--- start ---

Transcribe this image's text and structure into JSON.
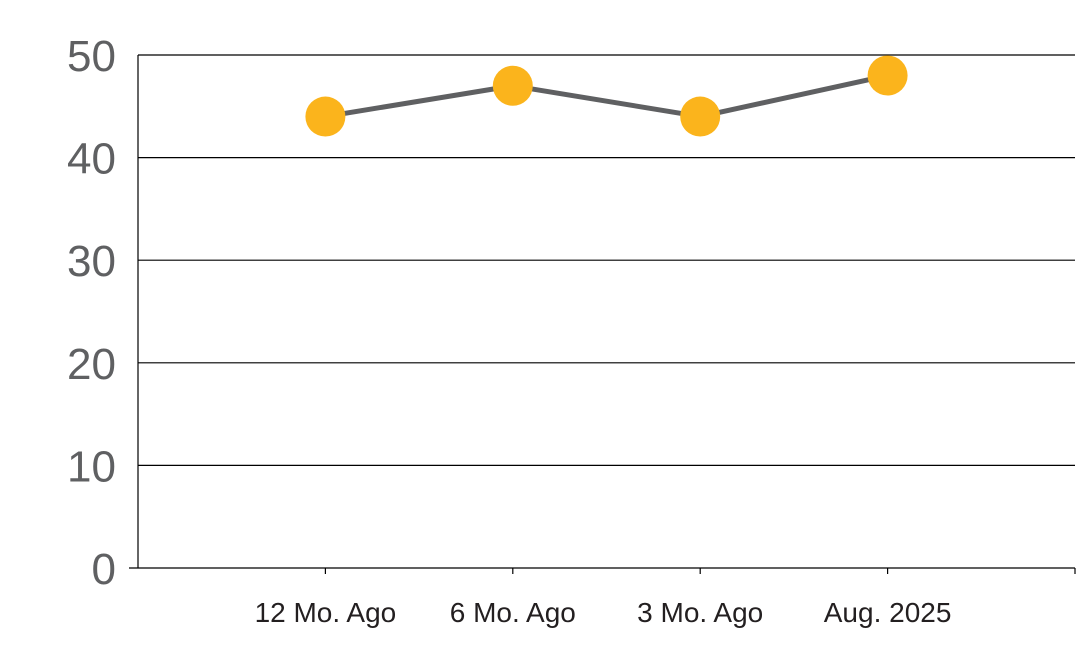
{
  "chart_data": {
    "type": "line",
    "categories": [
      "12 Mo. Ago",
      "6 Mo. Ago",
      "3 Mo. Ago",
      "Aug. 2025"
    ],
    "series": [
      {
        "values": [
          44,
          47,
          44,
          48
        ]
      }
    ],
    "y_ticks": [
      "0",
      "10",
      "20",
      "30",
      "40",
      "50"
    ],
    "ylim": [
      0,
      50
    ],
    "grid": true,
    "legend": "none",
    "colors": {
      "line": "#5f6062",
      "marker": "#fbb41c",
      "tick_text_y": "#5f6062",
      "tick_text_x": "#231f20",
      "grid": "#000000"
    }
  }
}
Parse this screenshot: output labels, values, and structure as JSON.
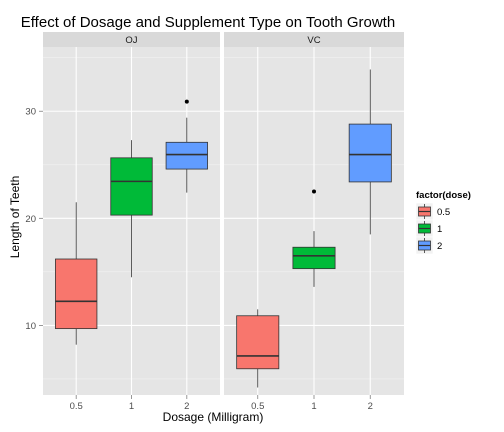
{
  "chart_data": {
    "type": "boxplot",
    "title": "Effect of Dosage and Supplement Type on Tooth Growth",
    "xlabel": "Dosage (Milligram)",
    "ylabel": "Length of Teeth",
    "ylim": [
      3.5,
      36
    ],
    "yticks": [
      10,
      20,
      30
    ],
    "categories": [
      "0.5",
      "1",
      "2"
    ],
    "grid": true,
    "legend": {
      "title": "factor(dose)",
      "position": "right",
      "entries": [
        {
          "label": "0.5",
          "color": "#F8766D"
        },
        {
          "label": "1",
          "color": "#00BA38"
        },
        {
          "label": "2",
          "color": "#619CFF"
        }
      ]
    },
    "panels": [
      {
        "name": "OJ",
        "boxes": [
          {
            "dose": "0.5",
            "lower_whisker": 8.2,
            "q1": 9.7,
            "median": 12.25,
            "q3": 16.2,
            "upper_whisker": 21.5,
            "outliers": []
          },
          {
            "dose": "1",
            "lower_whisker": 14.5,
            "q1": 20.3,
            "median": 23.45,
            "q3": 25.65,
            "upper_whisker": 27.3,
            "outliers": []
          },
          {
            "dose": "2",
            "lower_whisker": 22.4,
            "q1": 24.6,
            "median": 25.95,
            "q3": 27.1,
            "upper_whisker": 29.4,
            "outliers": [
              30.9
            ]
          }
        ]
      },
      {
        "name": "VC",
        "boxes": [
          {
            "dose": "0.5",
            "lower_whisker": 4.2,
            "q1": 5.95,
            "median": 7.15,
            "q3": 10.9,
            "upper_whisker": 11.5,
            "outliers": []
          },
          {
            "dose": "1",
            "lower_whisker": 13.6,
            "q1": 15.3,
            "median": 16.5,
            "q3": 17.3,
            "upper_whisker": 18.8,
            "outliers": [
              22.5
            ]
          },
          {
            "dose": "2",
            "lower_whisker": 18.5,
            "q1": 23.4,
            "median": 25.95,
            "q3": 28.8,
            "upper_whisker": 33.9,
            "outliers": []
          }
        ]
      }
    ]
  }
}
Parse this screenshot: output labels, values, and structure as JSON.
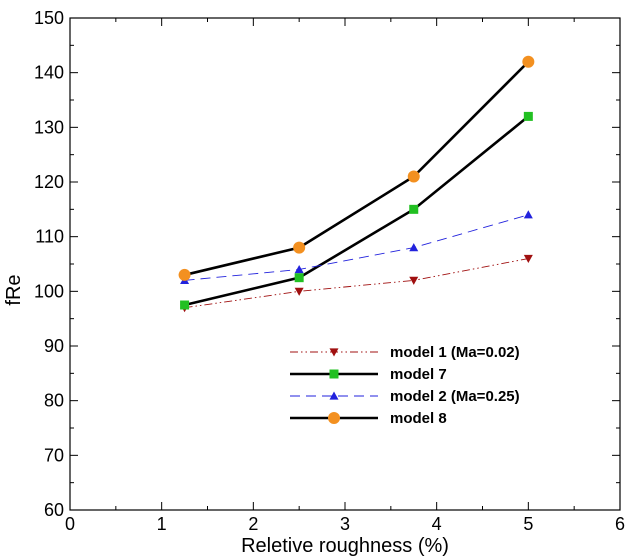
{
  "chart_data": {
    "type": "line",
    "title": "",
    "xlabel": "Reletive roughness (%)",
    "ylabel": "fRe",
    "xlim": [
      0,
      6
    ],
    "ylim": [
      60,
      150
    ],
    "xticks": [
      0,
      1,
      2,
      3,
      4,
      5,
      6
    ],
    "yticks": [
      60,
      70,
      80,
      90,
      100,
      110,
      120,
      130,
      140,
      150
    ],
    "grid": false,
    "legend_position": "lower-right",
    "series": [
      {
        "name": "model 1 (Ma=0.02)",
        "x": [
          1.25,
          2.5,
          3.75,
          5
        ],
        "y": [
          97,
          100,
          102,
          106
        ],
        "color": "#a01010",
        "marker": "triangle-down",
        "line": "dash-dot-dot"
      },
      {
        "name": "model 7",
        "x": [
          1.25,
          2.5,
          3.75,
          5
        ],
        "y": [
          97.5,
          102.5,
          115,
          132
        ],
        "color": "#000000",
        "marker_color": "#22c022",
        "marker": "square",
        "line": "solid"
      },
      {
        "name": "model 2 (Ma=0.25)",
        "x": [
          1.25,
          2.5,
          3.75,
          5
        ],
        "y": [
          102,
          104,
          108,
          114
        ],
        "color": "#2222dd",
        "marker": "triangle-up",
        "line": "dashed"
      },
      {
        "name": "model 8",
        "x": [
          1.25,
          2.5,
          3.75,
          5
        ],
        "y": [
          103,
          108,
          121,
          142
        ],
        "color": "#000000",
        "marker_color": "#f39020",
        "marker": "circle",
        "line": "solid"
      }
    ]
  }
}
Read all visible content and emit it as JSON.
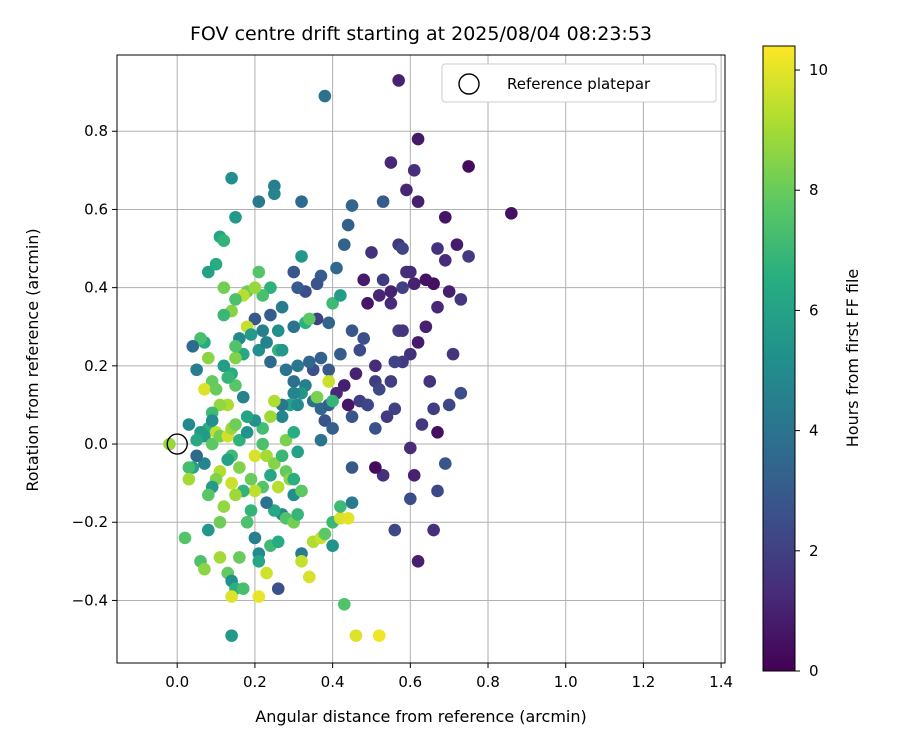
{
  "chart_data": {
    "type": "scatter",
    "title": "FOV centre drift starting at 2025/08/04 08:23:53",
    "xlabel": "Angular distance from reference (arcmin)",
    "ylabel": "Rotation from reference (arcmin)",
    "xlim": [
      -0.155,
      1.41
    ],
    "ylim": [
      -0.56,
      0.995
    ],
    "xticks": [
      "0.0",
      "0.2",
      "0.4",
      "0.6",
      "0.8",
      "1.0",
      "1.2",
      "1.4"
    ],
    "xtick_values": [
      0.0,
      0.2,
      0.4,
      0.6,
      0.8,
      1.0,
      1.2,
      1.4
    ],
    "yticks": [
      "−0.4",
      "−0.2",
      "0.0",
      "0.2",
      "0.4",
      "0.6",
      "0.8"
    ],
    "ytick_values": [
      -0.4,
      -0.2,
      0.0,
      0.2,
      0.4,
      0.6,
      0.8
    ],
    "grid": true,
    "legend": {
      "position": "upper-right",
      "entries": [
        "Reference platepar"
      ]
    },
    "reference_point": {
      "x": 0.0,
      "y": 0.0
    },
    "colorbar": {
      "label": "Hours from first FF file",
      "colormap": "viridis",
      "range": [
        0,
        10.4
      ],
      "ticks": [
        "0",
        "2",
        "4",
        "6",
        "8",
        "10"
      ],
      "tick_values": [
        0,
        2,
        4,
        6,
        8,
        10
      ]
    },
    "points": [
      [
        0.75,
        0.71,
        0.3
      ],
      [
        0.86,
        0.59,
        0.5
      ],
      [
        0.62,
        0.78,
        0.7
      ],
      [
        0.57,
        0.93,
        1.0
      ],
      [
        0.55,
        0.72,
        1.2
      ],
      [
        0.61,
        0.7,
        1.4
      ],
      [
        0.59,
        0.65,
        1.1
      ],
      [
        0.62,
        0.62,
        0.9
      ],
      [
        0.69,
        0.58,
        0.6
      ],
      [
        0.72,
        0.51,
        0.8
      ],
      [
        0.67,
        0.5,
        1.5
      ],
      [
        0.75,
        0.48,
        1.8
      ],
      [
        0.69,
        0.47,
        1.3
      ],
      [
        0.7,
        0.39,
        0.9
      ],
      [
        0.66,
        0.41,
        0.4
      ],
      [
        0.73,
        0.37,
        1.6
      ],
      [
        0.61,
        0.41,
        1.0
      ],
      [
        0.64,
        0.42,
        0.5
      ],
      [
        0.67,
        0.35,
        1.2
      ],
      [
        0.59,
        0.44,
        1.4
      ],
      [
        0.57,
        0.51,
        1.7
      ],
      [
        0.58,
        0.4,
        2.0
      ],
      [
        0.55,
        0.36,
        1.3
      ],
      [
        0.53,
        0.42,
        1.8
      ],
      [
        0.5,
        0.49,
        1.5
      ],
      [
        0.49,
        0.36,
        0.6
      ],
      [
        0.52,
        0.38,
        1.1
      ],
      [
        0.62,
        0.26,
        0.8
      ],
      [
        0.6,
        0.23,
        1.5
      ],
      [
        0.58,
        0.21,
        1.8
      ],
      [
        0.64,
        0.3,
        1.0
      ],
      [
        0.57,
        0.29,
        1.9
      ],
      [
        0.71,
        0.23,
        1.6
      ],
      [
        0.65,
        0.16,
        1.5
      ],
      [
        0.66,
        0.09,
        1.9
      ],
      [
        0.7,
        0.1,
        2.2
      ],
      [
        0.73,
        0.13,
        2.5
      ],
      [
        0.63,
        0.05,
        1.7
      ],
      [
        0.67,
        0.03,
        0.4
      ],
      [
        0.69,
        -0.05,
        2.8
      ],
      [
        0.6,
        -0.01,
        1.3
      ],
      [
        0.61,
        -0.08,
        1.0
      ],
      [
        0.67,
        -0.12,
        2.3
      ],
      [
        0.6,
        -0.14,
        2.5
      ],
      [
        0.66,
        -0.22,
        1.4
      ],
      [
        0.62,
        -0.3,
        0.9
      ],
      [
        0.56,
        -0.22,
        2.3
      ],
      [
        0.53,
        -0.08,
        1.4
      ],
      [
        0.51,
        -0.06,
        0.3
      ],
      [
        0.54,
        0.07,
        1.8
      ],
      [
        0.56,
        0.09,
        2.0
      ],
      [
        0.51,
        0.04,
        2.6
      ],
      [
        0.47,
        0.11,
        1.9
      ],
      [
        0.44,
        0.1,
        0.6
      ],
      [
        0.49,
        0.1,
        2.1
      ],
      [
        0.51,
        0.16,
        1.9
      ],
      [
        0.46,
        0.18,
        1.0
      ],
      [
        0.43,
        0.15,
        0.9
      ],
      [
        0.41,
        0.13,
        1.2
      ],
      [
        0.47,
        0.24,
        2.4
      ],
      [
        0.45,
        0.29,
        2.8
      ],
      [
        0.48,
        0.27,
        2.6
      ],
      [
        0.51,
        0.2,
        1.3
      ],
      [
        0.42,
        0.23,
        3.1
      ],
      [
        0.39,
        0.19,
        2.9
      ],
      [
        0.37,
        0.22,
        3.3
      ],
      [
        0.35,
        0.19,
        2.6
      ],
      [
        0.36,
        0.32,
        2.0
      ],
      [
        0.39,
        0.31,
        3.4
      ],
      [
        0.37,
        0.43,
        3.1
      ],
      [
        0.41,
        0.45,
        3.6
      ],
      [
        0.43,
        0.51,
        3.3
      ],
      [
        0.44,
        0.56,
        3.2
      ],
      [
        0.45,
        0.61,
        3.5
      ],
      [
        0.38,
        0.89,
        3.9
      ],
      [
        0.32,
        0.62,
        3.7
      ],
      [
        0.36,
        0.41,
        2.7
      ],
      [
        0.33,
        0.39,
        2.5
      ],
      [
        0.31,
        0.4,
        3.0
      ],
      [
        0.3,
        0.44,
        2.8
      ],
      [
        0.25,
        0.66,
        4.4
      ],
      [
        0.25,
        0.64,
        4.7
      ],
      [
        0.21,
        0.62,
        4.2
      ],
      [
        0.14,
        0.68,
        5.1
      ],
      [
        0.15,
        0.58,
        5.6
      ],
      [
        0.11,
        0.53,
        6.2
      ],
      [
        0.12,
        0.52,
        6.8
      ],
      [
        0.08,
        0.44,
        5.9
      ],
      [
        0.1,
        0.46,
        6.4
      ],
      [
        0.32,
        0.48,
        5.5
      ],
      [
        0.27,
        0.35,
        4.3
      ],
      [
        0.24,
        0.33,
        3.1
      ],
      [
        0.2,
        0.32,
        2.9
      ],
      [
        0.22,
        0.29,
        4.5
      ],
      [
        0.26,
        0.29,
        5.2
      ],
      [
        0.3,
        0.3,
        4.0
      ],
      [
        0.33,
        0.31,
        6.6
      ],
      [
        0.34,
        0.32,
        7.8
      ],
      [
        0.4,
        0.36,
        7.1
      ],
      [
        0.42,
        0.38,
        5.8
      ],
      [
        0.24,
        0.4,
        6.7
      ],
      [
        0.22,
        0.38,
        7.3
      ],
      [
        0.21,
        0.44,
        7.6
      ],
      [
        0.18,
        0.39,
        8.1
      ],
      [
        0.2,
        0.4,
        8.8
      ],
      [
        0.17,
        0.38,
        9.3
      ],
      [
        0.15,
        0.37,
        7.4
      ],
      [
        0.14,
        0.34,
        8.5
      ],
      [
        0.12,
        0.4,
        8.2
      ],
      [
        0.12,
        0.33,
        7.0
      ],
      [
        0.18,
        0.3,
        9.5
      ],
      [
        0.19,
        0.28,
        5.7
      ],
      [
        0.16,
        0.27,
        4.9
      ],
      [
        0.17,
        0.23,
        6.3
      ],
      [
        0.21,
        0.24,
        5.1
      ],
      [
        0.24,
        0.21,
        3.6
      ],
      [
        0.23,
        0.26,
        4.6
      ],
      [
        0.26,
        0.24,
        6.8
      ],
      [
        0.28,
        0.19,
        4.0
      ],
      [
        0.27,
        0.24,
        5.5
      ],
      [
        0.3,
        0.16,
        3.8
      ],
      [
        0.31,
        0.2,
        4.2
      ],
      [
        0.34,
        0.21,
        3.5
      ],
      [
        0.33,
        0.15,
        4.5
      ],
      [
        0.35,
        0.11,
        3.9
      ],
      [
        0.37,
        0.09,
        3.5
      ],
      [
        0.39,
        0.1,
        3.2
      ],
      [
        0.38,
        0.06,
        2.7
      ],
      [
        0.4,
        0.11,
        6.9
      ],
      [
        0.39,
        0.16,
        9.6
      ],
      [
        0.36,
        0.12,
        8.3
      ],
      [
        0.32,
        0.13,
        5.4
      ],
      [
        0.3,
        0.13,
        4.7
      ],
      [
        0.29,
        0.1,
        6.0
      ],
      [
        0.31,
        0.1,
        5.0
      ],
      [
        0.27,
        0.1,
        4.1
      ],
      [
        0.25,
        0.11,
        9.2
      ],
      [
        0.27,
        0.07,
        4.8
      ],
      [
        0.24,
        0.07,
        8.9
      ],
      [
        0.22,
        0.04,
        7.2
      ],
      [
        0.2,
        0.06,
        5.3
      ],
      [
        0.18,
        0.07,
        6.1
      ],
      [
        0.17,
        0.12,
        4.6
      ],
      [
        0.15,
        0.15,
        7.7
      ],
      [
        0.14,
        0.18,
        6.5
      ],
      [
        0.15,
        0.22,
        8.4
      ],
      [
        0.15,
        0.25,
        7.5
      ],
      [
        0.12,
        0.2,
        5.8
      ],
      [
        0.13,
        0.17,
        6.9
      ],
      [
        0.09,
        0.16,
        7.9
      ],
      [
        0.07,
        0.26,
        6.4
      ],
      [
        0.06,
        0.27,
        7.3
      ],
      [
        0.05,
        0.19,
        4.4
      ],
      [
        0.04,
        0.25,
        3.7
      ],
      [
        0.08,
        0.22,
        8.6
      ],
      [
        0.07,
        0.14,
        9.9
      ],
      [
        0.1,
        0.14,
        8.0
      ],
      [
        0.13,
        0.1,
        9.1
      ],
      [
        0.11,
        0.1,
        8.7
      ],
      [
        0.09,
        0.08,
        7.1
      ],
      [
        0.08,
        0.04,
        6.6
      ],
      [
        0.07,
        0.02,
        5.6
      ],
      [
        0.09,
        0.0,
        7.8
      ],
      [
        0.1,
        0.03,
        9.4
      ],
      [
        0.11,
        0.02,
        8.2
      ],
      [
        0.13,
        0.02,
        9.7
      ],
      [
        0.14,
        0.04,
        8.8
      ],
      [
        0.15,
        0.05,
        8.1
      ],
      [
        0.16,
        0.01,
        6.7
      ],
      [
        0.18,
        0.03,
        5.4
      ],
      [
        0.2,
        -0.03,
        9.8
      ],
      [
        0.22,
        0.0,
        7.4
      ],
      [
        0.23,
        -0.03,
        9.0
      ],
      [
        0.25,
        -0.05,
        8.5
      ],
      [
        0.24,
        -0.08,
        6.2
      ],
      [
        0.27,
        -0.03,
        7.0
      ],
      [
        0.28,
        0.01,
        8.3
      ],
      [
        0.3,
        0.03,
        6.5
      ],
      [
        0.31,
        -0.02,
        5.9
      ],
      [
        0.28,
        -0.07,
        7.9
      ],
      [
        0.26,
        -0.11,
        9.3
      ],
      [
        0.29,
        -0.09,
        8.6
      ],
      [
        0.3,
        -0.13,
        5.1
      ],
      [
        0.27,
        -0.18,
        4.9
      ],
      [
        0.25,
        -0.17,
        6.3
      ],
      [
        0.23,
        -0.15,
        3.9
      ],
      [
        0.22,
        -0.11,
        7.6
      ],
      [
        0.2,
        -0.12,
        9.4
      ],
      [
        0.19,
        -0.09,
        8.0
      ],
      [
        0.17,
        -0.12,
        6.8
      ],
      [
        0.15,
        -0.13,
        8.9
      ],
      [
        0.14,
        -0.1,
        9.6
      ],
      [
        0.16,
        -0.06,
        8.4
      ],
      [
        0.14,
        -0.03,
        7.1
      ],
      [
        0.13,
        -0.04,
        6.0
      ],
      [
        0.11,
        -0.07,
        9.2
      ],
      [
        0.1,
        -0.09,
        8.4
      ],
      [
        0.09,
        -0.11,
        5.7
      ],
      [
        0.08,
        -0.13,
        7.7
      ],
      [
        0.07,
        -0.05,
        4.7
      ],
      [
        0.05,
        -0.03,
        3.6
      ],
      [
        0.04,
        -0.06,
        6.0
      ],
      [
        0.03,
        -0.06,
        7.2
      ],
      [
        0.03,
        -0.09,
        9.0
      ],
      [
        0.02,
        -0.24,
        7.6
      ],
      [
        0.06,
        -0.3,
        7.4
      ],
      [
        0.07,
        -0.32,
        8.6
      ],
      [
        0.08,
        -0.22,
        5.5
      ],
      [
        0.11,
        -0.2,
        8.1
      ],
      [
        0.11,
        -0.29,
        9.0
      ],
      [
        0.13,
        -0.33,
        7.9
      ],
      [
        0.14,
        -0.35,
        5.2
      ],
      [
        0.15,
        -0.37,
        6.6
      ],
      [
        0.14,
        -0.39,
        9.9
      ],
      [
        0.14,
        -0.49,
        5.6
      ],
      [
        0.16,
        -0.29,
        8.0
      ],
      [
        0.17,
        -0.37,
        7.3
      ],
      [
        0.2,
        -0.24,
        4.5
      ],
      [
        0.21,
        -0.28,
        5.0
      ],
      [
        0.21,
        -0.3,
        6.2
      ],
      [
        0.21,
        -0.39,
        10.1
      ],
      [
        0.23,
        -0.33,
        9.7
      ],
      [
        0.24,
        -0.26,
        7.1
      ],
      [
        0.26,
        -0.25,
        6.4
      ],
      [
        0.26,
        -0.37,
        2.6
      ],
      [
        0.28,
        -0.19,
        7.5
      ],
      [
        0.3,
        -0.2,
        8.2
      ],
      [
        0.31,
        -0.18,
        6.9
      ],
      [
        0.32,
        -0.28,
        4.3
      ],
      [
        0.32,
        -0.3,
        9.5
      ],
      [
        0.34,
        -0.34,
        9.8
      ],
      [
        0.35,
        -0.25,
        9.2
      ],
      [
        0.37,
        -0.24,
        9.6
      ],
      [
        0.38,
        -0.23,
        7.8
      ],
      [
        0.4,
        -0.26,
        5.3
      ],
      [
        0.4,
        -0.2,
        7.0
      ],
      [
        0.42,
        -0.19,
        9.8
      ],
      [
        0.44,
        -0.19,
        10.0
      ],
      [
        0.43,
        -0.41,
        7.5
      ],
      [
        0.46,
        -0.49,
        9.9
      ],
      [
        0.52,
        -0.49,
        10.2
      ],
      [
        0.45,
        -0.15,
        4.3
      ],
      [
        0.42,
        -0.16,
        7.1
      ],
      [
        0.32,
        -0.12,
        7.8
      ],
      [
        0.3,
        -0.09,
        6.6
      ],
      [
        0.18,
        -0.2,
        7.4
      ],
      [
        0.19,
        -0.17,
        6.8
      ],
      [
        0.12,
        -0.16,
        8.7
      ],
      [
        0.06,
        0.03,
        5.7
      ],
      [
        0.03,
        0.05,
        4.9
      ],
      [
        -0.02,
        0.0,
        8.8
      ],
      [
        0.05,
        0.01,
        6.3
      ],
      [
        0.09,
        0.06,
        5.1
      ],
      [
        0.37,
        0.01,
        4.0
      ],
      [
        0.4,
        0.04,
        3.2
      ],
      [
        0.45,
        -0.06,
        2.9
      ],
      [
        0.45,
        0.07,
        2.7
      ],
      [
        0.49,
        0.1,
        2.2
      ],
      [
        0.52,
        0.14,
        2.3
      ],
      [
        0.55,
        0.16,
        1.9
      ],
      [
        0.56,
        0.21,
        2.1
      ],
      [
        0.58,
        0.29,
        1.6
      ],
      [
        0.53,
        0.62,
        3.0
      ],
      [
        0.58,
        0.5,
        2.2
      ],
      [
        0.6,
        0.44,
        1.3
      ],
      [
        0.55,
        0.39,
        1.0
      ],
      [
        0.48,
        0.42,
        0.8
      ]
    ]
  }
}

--- end ---

__Exercise goal__:
Give the number of lines above that hold the word "Dosage", and nothing more.

__Task answer__:
2